• [Your objective]
Report all lines holding "亲爱的同学们".

>>>>

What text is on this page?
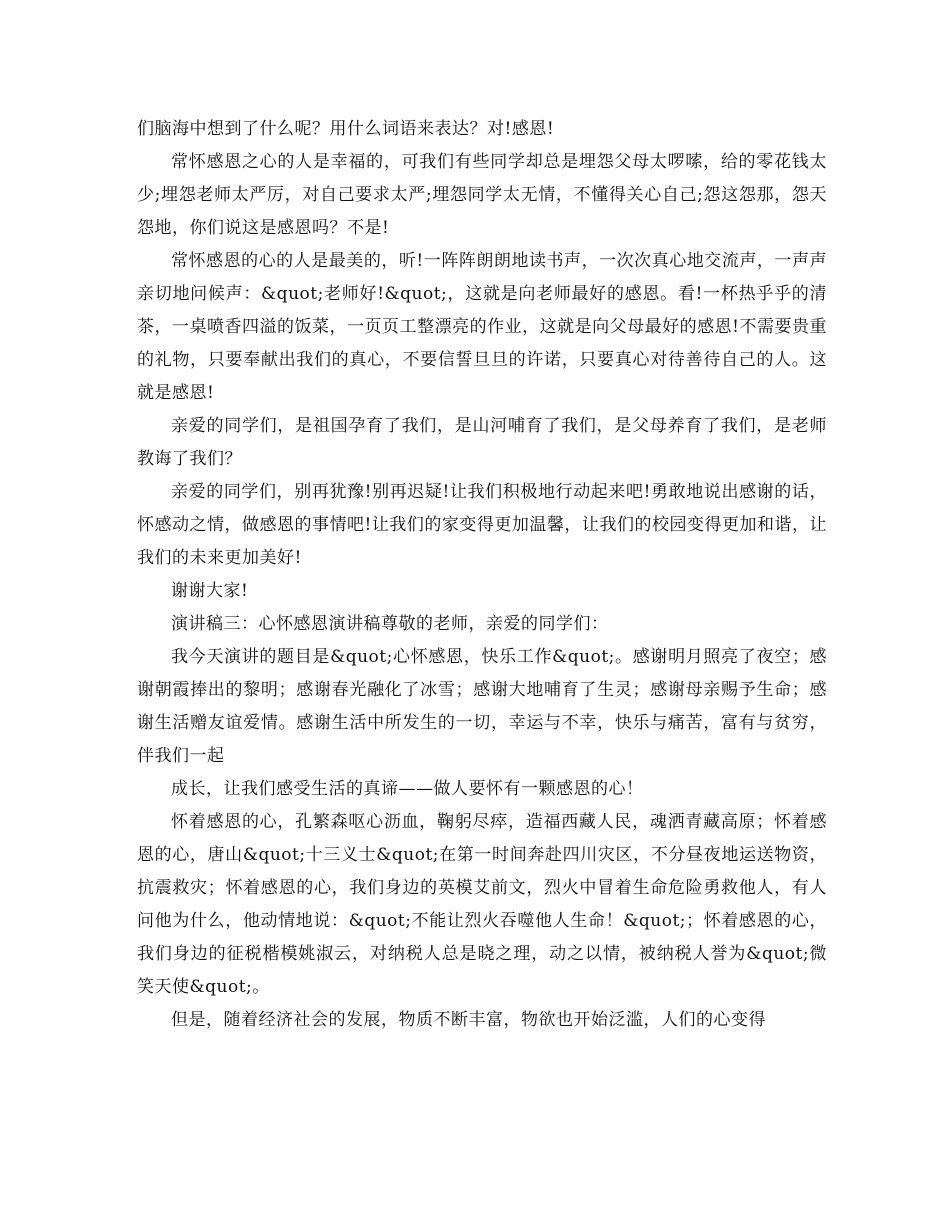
们脑海中想到了什么呢？用什么词语来表达？对!感恩!

常怀感恩之心的人是幸福的，可我们有些同学却总是埋怨父母太啰嗦，给的零花钱太少;埋怨老师太严厉，对自己要求太严;埋怨同学太无情，不懂得关心自己;怨这怨那，怨天怨地，你们说这是感恩吗？不是!

常怀感恩的心的人是最美的，听!一阵阵朗朗地读书声，一次次真心地交流声，一声声亲切地问候声：&quot;老师好!&quot;，这就是向老师最好的感恩。看!一杯热乎乎的清茶，一桌喷香四溢的饭菜，一页页工整漂亮的作业，这就是向父母最好的感恩!不需要贵重的礼物，只要奉献出我们的真心，不要信誓旦旦的许诺，只要真心对待善待自己的人。这就是感恩!

亲爱的同学们，是祖国孕育了我们，是山河哺育了我们，是父母养育了我们，是老师教诲了我们？

亲爱的同学们，别再犹豫!别再迟疑!让我们积极地行动起来吧!勇敢地说出感谢的话，怀感动之情，做感恩的事情吧!让我们的家变得更加温馨，让我们的校园变得更加和谐，让我们的未来更加美好!

谢谢大家!

演讲稿三：心怀感恩演讲稿尊敬的老师，亲爱的同学们：

我今天演讲的题目是&quot;心怀感恩，快乐工作&quot;。感谢明月照亮了夜空；感谢朝霞捧出的黎明；感谢春光融化了冰雪；感谢大地哺育了生灵；感谢母亲赐予生命；感谢生活赠友谊爱情。感谢生活中所发生的一切，幸运与不幸，快乐与痛苦，富有与贫穷，伴我们一起

成长，让我们感受生活的真谛——做人要怀有一颗感恩的心！

怀着感恩的心，孔繁森呕心沥血，鞠躬尽瘁，造福西藏人民，魂洒青藏高原；怀着感恩的心，唐山&quot;十三义士&quot;在第一时间奔赴四川灾区，不分昼夜地运送物资，抗震救灾；怀着感恩的心，我们身边的英模艾前文，烈火中冒着生命危险勇救他人，有人问他为什么，他动情地说：&quot;不能让烈火吞噬他人生命！&quot;；怀着感恩的心，我们身边的征税楷模姚淑云，对纳税人总是晓之理，动之以情，被纳税人誉为&quot;微笑天使&quot;。

但是，随着经济社会的发展，物质不断丰富，物欲也开始泛滥，人们的心变得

<<<<

• [Output]
亲爱的同学们，是祖国孕育了我们，是山河哺育了我们，是父母养育了我们，是老师教诲了我们？
亲爱的同学们，别再犹豫!别再迟疑!让我们积极地行动起来吧!勇敢地说出感谢的话，怀感动之情，做感恩的事情吧!让我们的家变得更加温馨，让我们的校园变得更加和谐，让我们的未来更加美好!
演讲稿三：心怀感恩演讲稿尊敬的老师，亲爱的同学们：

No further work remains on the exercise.